* [Given exercise]:
Copy the lines of the entries word for word, starting with the first line and ending with the line that contains "x-tick-label: 2022 xyxy=(269,515,307,534)".

[Entries from a dataset]
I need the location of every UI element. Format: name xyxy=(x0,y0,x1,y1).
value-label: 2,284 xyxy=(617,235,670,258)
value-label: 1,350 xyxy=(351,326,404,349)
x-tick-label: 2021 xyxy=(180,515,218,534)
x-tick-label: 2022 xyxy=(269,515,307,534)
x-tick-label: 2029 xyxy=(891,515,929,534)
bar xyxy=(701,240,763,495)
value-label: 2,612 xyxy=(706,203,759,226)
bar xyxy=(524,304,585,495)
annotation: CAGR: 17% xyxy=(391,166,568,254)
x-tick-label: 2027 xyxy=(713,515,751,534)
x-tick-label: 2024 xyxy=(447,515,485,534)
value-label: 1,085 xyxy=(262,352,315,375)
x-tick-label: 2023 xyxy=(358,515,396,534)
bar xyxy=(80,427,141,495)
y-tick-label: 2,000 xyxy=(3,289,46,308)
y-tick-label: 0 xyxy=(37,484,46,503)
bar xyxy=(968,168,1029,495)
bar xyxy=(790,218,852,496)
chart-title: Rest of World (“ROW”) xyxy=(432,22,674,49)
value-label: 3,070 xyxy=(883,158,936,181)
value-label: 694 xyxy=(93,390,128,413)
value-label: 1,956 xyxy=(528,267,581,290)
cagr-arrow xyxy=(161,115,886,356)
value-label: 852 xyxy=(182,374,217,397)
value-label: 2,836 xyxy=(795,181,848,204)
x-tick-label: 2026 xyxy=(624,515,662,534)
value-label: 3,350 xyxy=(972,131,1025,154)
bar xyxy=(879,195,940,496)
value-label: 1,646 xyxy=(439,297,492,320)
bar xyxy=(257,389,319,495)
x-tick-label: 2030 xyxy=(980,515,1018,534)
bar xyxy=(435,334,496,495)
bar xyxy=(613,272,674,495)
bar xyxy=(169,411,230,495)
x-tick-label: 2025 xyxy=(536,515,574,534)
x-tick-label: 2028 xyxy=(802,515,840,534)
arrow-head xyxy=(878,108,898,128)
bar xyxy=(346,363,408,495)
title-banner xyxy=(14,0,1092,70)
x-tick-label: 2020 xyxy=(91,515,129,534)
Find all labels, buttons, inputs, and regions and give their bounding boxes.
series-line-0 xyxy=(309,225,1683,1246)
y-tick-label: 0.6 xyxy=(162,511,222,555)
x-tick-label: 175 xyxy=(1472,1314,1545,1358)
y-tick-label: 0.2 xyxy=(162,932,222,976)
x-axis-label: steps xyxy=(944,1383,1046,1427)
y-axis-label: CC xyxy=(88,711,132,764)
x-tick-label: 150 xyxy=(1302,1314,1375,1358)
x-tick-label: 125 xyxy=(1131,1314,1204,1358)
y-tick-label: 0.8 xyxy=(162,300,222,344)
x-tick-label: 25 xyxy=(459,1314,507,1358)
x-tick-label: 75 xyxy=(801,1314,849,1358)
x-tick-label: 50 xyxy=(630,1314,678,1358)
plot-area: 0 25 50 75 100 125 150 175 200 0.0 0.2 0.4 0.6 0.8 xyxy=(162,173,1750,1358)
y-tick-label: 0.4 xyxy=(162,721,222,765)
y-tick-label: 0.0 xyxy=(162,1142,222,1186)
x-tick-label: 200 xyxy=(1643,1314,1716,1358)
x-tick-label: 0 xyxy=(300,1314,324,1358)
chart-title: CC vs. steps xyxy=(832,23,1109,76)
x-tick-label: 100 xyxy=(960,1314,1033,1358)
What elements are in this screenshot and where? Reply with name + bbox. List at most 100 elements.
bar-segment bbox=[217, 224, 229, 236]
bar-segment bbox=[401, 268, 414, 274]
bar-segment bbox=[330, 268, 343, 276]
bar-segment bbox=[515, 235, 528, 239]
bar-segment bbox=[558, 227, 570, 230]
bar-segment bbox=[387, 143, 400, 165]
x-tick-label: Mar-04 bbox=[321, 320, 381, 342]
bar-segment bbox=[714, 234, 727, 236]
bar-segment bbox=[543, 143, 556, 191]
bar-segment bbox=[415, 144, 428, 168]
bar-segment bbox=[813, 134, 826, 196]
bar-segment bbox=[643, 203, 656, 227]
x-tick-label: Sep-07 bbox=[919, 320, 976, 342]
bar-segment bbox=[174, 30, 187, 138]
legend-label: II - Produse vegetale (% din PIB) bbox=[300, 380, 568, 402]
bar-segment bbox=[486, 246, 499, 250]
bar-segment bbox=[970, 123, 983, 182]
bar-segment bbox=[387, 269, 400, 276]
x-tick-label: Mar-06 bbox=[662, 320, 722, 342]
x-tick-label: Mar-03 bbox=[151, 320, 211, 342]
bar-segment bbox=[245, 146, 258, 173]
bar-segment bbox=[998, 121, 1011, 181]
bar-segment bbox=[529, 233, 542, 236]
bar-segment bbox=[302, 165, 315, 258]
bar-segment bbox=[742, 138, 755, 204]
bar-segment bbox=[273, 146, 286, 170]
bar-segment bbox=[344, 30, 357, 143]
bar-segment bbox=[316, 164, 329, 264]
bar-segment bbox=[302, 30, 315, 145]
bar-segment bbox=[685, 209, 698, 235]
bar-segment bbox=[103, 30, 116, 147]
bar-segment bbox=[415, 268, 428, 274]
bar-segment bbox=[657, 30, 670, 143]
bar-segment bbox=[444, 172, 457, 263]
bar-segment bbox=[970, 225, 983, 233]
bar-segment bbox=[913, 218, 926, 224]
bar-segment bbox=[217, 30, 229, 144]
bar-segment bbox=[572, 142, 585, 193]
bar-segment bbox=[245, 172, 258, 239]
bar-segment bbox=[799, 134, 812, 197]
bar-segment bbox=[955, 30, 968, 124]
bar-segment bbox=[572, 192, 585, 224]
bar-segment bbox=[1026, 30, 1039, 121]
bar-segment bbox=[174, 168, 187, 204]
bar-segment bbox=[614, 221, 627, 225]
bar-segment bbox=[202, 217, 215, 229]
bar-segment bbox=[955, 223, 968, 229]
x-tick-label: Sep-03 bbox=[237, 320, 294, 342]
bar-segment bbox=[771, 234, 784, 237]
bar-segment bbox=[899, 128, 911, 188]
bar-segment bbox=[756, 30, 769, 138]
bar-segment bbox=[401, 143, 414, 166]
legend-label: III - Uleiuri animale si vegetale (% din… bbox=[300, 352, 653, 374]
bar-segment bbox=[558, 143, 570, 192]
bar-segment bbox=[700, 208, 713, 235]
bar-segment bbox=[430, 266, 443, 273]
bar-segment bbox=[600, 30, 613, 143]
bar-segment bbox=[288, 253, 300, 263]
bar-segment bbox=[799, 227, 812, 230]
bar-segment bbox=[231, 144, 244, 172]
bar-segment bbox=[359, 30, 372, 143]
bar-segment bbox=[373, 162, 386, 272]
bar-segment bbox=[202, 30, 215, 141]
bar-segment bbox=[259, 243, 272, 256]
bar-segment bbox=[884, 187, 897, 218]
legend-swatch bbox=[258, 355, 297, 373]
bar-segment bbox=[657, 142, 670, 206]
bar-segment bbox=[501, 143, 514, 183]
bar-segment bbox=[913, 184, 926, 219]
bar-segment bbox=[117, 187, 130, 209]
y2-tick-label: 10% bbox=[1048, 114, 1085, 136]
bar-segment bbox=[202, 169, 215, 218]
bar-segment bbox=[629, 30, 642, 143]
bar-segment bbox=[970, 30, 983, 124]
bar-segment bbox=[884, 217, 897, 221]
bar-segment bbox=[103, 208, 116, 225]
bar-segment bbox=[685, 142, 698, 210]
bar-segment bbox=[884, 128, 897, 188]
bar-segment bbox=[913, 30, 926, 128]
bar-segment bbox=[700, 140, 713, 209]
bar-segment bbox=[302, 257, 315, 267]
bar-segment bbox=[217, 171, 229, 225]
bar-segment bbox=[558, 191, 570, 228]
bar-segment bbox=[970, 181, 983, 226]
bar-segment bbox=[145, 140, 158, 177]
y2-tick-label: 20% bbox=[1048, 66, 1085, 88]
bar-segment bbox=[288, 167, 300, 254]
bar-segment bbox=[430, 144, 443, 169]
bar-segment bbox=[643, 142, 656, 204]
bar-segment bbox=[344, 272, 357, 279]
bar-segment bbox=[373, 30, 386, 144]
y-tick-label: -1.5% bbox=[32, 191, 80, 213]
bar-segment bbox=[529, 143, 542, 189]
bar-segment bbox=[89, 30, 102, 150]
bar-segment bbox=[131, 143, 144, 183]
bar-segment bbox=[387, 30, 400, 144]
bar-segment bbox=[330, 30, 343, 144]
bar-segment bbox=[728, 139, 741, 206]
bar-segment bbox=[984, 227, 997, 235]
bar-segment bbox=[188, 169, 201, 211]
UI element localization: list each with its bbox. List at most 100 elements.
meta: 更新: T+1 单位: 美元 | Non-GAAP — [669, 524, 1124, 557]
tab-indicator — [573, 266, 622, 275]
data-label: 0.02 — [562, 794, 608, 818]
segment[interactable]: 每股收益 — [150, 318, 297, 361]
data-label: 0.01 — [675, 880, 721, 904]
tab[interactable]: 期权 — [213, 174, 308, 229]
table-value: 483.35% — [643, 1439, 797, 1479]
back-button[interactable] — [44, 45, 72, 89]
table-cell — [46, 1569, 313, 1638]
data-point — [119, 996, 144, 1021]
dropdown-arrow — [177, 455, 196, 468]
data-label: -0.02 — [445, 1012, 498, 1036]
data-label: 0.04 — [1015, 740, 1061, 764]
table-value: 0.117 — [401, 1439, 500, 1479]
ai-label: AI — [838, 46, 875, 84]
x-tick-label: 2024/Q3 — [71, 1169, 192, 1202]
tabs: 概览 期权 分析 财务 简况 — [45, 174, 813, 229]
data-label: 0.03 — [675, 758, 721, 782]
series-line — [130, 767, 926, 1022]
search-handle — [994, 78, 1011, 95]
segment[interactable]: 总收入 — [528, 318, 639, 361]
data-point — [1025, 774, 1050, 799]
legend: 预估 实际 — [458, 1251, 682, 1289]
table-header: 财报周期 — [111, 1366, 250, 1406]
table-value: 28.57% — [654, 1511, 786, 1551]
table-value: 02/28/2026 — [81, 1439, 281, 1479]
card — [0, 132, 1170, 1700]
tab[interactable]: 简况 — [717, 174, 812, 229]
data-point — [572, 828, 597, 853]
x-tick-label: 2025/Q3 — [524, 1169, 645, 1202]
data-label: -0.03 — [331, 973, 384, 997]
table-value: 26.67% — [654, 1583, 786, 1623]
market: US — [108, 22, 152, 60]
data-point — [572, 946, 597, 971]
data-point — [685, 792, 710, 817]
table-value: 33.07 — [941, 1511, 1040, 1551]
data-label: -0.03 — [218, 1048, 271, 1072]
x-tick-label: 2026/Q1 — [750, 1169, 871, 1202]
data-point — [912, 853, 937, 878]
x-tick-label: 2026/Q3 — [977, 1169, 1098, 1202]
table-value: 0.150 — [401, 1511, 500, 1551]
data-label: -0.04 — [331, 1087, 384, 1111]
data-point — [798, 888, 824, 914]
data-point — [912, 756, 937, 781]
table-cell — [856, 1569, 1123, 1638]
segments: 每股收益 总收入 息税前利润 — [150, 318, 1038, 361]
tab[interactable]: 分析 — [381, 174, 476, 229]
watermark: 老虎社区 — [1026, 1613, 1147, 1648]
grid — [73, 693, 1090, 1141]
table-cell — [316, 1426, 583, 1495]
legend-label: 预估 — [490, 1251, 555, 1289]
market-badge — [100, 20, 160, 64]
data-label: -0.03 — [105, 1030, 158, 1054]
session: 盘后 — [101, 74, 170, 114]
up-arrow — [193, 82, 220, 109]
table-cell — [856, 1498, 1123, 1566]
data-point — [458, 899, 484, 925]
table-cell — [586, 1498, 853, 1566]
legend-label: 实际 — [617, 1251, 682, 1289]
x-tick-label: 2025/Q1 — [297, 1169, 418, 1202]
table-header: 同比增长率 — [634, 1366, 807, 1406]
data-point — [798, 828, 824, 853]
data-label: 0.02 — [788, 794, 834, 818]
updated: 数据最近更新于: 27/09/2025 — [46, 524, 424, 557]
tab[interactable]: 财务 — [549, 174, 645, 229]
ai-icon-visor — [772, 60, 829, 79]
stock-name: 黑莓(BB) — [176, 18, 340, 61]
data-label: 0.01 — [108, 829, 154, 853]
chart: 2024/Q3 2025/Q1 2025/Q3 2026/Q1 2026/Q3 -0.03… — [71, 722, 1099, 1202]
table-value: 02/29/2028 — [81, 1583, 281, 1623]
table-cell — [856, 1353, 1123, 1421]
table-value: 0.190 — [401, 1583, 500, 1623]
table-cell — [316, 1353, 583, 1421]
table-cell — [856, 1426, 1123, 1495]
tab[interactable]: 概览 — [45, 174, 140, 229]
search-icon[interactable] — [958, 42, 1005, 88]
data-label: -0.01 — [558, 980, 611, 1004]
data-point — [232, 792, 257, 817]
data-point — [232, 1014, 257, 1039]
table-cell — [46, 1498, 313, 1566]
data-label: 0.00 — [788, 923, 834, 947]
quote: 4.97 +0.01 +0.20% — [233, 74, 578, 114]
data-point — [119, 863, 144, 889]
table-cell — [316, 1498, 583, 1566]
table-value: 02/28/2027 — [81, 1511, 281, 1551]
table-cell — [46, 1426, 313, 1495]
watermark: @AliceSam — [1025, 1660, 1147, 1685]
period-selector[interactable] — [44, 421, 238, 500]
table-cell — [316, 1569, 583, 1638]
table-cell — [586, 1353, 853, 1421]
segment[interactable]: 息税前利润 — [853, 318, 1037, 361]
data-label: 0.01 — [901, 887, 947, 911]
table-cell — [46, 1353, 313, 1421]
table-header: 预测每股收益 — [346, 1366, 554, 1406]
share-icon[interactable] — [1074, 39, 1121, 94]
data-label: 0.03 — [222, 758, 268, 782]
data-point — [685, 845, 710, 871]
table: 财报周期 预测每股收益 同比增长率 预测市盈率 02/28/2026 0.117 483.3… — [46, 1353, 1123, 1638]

* [Problem solution]:
I need the location of every UI element. Format: name xyxy=(x0,y0,x1,y1).
value-label: 2,284 xyxy=(617,235,670,258)
value-label: 1,350 xyxy=(351,326,404,349)
x-tick-label: 2021 xyxy=(180,515,218,534)
x-tick-label: 2022 xyxy=(269,515,307,534)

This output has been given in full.